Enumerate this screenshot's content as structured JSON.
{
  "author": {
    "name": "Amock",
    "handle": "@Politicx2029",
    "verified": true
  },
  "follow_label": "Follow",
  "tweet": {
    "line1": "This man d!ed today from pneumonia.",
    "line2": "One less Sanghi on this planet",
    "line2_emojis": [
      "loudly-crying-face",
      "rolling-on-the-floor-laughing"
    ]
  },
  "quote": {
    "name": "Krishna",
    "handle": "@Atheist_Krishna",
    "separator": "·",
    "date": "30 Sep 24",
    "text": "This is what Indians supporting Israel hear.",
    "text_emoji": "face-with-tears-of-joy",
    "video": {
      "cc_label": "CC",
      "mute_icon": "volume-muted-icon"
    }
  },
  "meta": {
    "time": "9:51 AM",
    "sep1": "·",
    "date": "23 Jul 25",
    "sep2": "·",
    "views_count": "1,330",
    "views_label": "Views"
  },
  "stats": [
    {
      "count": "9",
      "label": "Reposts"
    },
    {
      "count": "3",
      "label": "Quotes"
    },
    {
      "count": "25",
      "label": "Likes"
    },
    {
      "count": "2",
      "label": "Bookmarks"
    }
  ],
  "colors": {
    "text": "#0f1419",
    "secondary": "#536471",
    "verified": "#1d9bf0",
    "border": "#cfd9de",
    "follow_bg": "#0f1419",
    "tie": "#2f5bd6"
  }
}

———

## Exercise requirements
In the records above, find each line that holds the word "face"; copy all such lines.

## Answer to the task
      "loudly-crying-face",
    "text_emoji": "face-with-tears-of-joy",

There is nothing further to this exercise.